-- Information shown start --

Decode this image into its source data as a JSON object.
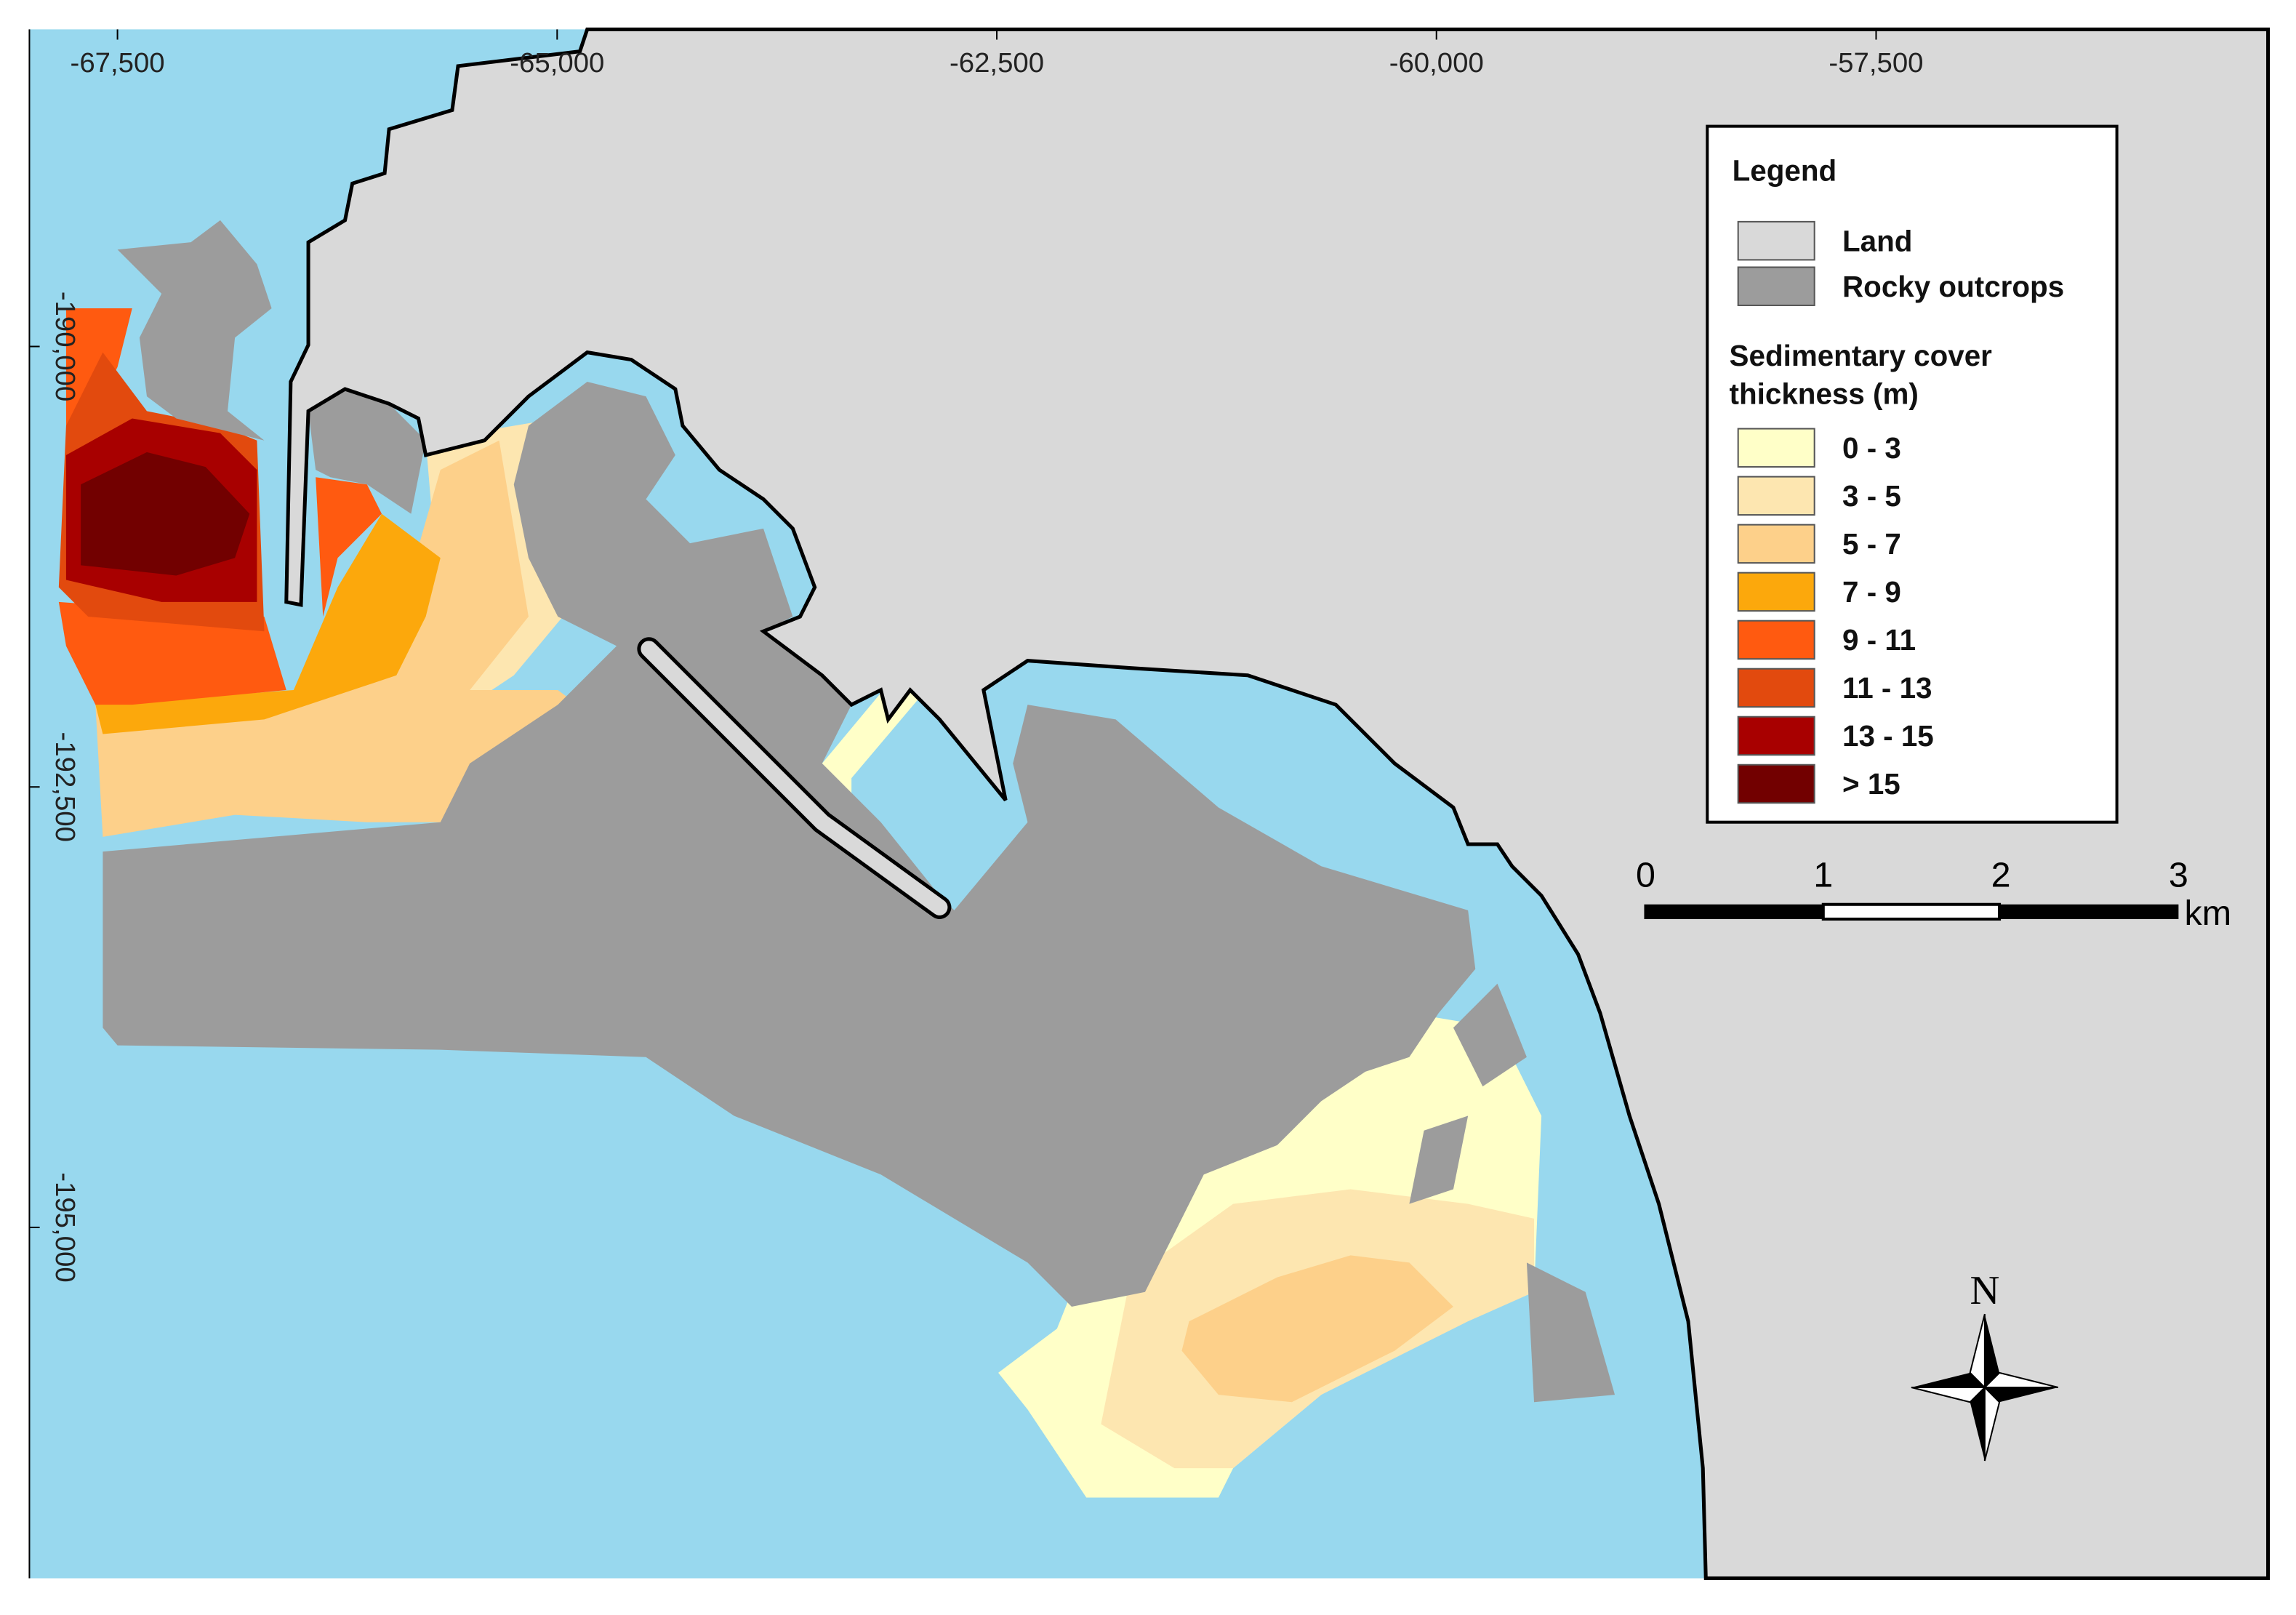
{
  "map": {
    "x_labels": [
      "-67,500",
      "-65,000",
      "-62,500",
      "-60,000",
      "-57,500"
    ],
    "y_labels": [
      "-190,000",
      "-192,500",
      "-195,000"
    ],
    "legend": {
      "title": "Legend",
      "base": [
        {
          "label": "Land",
          "color": "#d9d9d9"
        },
        {
          "label": "Rocky outcrops",
          "color": "#9c9c9c"
        }
      ],
      "heading": [
        "Sedimentary cover",
        "thickness (m)"
      ],
      "classes": [
        {
          "label": "0 - 3",
          "color": "#ffffc8"
        },
        {
          "label": "3 - 5",
          "color": "#fde6b0"
        },
        {
          "label": "5 - 7",
          "color": "#fdd08a"
        },
        {
          "label": "7 - 9",
          "color": "#fca80c"
        },
        {
          "label": "9 - 11",
          "color": "#ff5a10"
        },
        {
          "label": "11 - 13",
          "color": "#e24a0e"
        },
        {
          "label": "13 - 15",
          "color": "#a80000"
        },
        {
          "label": "> 15",
          "color": "#720000"
        }
      ]
    },
    "scale_bar": {
      "labels": [
        "0",
        "1",
        "2",
        "3"
      ],
      "unit": "km"
    },
    "north": "N"
  }
}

-- Information shown end --

- **What to do**
Looking at the records above, work out how many lines include the string "color". Give the number and nothing else.

- **The response**
10